Entries taken from a collection:
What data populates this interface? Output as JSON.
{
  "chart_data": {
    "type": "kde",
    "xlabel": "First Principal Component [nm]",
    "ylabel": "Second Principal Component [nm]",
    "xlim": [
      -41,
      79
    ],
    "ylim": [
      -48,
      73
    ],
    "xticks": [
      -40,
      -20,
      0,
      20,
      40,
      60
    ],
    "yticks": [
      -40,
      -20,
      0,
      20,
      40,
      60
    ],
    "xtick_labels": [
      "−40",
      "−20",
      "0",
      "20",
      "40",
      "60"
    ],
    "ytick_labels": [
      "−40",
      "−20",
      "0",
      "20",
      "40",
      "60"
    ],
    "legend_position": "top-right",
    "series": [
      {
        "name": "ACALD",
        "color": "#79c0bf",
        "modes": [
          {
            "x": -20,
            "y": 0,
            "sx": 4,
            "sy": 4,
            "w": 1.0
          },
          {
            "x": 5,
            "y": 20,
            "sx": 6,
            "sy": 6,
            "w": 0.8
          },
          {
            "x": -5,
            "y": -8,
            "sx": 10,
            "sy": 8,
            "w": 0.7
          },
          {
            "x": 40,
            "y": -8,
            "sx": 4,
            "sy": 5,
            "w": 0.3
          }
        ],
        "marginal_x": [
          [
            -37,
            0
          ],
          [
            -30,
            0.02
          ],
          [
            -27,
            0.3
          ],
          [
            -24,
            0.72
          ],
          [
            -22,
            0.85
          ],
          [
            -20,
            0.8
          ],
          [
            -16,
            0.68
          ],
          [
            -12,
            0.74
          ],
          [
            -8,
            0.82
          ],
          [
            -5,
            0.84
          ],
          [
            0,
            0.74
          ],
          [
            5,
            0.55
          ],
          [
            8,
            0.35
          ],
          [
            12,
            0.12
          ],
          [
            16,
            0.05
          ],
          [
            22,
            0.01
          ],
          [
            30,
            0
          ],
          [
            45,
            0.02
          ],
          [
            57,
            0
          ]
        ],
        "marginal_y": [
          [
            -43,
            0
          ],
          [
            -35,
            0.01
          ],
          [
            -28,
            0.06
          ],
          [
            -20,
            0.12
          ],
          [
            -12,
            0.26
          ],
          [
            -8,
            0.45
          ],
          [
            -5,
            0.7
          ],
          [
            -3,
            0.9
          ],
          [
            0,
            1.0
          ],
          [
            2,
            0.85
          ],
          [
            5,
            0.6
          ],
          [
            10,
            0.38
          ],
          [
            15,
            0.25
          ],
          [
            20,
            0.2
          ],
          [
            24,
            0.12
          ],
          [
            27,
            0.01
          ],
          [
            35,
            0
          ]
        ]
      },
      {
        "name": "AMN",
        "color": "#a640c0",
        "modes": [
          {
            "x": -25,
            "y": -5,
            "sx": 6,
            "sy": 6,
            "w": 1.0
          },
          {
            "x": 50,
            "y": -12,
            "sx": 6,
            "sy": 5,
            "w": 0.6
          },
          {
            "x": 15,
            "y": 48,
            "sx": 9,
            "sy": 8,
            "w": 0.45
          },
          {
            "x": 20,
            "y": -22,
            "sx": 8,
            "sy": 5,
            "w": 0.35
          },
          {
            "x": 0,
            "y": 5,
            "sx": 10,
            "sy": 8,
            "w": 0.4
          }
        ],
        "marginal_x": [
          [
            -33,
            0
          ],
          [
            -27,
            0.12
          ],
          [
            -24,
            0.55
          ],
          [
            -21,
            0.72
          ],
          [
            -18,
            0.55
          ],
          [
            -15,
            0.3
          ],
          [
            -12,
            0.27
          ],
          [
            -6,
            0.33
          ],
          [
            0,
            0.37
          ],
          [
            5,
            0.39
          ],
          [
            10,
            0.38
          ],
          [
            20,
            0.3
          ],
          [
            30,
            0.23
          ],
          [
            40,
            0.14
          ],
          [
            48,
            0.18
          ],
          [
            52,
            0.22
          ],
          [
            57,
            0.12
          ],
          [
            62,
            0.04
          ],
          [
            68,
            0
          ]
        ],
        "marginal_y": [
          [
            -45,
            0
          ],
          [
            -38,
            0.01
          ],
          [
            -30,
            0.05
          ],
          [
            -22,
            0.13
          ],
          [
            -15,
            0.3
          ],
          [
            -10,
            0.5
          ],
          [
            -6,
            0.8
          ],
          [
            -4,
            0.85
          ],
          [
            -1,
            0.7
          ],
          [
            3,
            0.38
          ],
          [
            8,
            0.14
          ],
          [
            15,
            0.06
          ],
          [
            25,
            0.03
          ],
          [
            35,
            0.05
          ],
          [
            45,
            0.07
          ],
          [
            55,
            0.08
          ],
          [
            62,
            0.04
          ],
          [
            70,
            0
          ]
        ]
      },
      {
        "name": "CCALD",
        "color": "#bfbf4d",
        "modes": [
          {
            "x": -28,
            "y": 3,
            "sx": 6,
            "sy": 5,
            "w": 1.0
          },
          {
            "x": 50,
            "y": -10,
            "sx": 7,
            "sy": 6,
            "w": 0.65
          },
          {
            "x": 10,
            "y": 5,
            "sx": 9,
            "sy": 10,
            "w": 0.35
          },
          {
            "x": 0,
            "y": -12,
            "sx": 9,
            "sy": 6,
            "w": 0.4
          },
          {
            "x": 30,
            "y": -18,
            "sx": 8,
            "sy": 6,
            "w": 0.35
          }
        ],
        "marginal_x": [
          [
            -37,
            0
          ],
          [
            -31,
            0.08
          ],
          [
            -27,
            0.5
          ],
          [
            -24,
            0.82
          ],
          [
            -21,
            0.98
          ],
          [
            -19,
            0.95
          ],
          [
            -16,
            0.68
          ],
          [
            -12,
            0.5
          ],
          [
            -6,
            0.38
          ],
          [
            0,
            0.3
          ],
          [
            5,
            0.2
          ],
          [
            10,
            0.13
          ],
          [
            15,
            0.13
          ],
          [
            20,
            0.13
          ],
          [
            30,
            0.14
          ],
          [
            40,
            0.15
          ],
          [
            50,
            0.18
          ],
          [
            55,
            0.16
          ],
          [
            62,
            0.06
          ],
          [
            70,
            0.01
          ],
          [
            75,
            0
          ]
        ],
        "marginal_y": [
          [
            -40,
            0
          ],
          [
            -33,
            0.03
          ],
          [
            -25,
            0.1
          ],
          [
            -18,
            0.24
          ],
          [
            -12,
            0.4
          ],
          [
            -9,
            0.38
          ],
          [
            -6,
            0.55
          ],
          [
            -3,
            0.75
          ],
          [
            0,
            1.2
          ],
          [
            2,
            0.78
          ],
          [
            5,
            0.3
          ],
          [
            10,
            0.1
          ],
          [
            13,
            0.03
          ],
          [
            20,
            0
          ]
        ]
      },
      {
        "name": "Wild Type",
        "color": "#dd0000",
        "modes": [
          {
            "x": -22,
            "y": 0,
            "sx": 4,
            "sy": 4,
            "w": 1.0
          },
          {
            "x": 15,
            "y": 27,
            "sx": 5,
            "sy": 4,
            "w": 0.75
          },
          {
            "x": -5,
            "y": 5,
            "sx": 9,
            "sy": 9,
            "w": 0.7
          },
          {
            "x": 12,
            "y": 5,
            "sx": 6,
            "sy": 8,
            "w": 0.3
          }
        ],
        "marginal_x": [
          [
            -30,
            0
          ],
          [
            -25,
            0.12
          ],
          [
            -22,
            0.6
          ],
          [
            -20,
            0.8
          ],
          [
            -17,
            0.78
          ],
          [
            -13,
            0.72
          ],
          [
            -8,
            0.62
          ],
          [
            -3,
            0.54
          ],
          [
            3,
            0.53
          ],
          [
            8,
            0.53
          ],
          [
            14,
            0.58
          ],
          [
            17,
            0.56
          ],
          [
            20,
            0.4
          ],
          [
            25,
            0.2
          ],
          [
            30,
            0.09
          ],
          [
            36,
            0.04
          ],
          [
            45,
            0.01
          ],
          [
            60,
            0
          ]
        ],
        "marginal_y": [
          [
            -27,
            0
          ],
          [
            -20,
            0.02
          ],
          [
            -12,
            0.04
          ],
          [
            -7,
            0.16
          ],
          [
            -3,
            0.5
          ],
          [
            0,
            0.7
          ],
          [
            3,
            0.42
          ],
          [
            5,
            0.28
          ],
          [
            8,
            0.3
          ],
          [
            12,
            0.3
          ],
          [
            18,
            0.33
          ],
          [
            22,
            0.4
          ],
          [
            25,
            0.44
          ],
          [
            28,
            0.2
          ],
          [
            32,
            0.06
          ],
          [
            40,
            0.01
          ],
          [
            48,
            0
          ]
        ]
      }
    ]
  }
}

| EXERCISE |
Set out every line from the material that contains the string "Principal".

| RESULT OF THE TASK |
    "xlabel": "First Principal Component [nm]",
    "ylabel": "Second Principal Component [nm]",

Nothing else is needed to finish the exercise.